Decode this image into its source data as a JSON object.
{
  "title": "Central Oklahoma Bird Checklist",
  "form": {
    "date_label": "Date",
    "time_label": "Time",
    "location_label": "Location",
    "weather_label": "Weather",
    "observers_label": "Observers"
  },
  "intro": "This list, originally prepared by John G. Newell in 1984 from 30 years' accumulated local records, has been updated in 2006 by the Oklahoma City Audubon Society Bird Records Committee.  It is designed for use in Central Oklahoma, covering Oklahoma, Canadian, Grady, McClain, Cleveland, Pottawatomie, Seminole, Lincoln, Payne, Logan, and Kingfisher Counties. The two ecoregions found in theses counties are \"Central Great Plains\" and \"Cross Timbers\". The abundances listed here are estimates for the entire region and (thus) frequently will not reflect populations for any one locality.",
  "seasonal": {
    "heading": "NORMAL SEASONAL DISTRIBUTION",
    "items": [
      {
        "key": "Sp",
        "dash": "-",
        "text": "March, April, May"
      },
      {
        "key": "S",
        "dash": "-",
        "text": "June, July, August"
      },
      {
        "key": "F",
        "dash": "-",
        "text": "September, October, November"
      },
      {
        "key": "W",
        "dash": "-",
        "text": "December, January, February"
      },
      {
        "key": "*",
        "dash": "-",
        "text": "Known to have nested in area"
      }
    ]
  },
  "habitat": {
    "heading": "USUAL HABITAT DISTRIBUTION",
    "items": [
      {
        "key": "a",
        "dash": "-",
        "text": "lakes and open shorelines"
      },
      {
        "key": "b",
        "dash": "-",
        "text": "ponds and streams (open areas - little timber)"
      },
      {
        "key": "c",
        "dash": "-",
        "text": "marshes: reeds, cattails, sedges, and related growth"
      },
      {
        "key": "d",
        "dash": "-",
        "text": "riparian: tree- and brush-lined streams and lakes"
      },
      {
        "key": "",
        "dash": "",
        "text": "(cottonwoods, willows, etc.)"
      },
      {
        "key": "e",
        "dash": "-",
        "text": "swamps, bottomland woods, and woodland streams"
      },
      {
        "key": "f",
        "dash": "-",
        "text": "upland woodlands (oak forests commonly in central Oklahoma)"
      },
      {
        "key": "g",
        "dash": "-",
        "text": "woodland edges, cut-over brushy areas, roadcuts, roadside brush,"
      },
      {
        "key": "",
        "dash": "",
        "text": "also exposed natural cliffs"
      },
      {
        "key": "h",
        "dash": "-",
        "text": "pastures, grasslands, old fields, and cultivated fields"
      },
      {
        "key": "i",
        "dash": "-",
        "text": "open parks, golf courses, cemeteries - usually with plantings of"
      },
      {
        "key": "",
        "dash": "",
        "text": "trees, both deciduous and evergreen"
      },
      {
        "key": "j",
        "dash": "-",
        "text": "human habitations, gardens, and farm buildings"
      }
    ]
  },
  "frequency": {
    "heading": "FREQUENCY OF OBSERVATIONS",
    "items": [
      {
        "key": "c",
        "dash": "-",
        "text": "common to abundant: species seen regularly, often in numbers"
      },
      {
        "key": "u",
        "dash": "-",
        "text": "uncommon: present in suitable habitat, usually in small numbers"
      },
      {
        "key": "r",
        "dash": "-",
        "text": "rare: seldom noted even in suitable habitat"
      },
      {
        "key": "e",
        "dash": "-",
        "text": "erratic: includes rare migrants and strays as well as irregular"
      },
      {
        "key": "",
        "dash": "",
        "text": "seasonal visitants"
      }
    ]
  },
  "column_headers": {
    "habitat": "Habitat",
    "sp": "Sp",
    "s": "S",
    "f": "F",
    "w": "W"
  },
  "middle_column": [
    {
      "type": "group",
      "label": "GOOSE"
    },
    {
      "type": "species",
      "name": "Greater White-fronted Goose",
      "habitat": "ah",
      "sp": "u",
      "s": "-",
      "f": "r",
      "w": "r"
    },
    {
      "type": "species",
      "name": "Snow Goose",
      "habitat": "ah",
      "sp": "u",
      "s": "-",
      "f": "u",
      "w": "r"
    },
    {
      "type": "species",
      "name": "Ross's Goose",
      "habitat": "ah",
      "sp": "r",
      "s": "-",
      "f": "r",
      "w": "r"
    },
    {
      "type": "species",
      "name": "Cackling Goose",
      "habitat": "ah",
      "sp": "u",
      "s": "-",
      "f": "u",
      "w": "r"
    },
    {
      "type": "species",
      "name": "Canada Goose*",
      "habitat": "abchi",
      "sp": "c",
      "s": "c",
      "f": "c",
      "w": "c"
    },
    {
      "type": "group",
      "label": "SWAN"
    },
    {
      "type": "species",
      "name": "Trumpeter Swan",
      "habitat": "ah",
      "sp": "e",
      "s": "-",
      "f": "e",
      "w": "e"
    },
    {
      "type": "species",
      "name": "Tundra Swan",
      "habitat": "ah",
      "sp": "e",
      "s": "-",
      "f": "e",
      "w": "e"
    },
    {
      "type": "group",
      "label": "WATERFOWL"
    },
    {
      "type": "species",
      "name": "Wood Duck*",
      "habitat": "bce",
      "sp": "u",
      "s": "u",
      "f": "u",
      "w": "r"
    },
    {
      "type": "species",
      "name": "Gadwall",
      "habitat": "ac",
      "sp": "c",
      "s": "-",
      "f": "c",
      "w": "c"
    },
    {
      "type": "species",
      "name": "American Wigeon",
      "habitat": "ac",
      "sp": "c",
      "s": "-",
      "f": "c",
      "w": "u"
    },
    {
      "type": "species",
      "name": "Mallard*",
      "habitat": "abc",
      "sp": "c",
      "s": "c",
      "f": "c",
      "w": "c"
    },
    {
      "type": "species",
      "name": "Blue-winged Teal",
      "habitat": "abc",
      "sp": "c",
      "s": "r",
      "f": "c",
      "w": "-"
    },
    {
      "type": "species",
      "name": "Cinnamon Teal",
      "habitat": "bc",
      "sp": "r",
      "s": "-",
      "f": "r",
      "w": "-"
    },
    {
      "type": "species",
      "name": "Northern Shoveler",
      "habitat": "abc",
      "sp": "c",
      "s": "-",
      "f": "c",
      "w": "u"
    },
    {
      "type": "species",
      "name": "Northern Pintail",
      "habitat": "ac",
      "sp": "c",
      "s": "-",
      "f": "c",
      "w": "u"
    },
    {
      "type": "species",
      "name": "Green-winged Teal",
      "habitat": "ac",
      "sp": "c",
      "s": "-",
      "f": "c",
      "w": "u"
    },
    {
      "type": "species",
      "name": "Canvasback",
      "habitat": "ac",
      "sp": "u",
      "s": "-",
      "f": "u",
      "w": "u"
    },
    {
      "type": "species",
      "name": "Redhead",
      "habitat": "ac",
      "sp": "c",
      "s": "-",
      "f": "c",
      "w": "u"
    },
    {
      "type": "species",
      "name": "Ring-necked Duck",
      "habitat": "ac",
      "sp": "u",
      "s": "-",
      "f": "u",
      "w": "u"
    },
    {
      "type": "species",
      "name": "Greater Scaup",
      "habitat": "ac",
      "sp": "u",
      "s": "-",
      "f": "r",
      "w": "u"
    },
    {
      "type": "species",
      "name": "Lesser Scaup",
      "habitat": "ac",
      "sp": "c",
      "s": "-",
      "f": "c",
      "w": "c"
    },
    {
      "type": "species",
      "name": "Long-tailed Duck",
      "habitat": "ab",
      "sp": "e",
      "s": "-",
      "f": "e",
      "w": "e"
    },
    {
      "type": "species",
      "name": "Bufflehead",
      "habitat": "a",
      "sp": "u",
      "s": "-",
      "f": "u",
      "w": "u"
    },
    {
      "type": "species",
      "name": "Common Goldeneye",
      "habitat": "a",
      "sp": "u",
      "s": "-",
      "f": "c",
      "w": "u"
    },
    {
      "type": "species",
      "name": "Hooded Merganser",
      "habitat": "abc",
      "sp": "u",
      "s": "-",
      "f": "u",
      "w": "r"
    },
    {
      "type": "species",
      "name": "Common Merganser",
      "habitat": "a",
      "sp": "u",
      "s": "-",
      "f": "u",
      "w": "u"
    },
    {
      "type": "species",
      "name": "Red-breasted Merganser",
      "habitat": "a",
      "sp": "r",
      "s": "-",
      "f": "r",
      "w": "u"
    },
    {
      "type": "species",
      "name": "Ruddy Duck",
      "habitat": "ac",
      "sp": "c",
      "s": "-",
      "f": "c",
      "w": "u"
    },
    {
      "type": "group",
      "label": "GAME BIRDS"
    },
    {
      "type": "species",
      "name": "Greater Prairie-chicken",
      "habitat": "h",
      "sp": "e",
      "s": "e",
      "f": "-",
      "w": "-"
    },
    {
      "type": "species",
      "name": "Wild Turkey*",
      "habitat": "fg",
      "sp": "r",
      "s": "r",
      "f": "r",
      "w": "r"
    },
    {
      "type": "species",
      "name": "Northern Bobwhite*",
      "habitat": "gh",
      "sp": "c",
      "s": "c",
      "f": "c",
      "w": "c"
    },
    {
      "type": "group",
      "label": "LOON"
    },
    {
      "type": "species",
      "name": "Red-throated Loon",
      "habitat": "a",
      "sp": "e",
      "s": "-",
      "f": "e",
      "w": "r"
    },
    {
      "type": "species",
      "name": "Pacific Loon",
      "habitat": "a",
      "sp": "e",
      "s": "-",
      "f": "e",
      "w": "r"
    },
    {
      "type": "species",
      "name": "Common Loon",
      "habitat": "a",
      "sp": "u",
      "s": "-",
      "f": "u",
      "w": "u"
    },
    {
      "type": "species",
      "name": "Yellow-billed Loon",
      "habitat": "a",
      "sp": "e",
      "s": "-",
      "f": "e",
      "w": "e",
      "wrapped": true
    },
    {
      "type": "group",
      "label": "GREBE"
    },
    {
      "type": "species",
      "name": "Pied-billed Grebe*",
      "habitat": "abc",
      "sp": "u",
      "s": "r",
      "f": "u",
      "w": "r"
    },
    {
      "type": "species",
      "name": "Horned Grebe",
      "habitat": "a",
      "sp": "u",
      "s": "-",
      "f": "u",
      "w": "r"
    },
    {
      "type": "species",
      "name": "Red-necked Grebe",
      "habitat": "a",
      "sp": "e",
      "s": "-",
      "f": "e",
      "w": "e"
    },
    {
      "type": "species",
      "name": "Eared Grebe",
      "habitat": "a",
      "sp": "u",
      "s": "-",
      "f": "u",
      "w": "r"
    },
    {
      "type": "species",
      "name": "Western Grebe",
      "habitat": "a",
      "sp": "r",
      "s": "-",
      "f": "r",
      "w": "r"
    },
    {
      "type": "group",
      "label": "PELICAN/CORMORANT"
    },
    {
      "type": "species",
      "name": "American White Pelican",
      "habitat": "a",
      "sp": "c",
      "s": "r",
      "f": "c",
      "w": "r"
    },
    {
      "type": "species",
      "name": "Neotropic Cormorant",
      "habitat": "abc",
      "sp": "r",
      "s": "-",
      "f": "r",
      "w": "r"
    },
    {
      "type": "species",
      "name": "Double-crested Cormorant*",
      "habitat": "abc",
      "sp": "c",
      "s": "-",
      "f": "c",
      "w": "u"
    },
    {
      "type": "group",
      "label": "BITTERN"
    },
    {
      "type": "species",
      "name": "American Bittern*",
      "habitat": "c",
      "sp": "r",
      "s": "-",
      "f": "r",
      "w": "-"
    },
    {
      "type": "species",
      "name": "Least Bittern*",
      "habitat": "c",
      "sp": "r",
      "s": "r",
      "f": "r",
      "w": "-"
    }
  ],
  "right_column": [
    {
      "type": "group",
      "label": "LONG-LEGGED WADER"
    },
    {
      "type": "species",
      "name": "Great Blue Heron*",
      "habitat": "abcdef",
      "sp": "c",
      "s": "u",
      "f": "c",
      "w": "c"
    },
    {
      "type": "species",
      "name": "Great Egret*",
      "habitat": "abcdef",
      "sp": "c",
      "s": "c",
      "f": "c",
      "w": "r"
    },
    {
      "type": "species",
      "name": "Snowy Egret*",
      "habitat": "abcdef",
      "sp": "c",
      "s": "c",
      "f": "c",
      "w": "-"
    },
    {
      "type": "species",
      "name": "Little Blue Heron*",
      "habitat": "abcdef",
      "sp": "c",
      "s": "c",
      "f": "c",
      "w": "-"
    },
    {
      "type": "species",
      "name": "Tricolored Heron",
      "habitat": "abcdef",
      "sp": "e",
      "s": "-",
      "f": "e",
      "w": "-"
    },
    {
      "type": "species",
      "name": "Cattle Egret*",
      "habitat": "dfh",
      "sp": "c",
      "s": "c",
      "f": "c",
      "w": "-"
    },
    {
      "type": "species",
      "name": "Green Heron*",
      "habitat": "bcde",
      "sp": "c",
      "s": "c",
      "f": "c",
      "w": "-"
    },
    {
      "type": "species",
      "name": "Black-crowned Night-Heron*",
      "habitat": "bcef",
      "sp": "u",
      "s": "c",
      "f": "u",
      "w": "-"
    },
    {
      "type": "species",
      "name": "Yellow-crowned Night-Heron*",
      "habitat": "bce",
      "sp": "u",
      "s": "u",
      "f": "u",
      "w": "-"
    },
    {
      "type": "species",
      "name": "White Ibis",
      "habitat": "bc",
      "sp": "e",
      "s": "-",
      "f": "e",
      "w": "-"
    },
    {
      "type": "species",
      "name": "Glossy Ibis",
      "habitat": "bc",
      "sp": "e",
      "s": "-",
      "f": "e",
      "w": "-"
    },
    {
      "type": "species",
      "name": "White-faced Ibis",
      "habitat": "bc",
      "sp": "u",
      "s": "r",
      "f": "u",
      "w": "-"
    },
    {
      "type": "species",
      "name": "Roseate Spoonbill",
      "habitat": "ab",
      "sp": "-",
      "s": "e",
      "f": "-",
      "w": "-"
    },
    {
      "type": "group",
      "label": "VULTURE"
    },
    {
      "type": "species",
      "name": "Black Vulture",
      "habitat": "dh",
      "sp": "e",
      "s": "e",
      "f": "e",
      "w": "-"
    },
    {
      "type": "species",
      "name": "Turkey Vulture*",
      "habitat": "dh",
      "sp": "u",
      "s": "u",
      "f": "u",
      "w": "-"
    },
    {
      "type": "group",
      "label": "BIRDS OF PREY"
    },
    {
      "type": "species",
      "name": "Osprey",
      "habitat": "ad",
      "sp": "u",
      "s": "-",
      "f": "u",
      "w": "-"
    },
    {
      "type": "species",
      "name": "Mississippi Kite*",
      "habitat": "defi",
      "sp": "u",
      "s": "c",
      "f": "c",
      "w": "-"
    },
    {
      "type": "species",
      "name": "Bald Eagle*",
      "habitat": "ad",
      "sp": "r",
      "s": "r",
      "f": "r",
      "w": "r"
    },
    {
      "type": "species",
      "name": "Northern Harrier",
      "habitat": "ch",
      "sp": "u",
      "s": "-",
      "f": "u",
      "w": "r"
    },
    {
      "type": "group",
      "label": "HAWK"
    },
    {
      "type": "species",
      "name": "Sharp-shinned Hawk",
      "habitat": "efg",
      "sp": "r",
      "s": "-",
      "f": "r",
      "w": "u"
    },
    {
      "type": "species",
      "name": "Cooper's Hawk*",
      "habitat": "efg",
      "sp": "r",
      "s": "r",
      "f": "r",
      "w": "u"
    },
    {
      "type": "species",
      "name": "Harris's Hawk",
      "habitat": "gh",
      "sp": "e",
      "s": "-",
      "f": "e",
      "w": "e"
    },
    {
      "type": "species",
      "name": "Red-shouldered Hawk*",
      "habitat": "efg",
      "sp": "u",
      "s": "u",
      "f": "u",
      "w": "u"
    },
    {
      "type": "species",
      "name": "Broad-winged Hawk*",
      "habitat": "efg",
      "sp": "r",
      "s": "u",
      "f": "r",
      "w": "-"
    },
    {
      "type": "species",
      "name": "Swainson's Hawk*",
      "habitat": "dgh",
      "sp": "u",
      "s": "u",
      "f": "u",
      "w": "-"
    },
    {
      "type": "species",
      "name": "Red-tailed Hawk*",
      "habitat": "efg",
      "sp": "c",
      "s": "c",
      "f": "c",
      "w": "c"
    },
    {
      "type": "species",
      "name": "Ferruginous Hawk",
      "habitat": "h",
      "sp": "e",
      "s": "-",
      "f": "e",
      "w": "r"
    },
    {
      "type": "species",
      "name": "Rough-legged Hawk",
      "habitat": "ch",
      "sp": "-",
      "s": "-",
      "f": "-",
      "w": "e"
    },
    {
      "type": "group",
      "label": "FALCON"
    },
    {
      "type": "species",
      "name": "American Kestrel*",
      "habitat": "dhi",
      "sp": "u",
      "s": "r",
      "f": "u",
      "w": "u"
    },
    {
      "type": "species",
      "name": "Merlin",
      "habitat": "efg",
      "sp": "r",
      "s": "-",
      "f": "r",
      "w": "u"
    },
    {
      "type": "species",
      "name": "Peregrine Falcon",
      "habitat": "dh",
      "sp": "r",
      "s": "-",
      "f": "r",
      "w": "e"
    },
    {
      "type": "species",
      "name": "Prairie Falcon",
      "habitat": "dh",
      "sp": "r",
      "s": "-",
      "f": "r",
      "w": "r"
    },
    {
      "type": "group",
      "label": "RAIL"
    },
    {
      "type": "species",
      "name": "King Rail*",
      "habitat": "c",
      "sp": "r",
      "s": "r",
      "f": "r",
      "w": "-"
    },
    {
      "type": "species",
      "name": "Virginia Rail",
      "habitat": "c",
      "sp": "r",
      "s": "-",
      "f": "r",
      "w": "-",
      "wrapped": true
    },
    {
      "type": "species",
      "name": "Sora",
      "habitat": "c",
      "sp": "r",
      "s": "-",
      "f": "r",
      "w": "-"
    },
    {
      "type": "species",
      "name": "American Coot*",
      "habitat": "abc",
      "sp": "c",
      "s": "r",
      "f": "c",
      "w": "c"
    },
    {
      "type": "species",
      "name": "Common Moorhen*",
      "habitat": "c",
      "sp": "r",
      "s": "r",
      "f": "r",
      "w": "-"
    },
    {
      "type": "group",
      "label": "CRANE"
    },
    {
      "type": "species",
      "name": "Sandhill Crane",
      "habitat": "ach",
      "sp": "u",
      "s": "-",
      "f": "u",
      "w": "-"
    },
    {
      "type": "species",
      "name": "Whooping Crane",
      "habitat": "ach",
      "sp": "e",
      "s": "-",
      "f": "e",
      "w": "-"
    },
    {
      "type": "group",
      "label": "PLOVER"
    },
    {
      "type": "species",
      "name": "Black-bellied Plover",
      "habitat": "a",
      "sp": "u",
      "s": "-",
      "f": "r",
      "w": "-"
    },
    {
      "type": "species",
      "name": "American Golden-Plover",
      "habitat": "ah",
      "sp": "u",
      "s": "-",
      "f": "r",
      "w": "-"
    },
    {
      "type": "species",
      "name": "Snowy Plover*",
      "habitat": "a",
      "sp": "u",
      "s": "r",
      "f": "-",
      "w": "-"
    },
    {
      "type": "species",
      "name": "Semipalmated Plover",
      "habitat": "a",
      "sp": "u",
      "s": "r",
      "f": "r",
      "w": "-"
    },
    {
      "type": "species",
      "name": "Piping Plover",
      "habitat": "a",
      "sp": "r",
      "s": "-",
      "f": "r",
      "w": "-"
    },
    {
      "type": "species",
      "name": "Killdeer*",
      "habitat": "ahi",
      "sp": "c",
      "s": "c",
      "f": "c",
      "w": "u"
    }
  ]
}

####

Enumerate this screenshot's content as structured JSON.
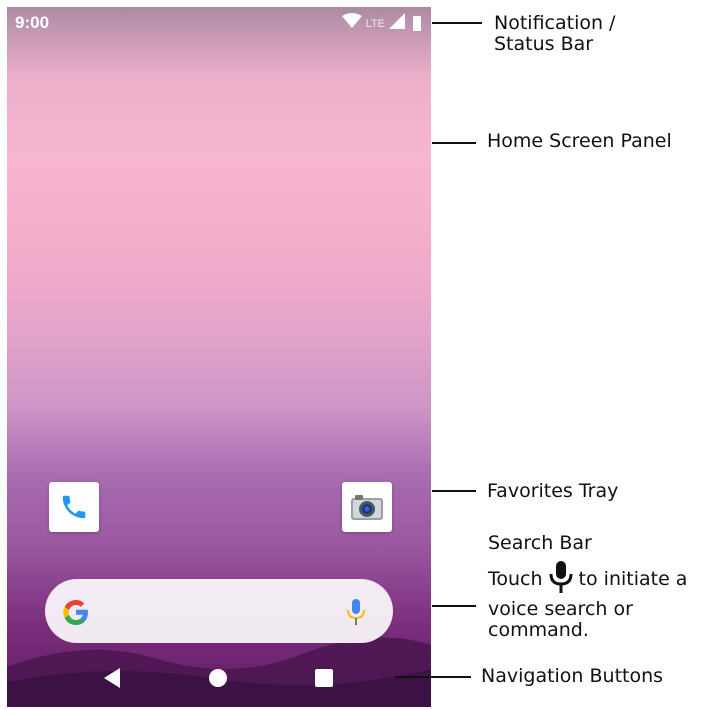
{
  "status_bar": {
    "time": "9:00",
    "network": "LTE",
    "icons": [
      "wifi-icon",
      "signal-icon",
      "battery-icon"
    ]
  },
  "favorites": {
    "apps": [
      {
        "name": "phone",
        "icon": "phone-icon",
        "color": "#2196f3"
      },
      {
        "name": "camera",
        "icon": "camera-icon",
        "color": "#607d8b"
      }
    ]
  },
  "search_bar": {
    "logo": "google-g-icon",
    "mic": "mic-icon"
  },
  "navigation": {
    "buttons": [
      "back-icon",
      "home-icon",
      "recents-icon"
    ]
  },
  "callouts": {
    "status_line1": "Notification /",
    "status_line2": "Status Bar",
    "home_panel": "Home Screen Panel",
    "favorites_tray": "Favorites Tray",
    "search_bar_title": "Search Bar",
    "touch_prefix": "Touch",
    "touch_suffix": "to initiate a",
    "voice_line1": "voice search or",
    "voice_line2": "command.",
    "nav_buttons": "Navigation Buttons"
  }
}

####

Which lines hold the word "Northern"? Copy all of them.

      "name": "Northern Shoveler",
      "name": "Northern Pintail",
      "name": "Northern Bobwhite*",
      "name": "Northern Harrier",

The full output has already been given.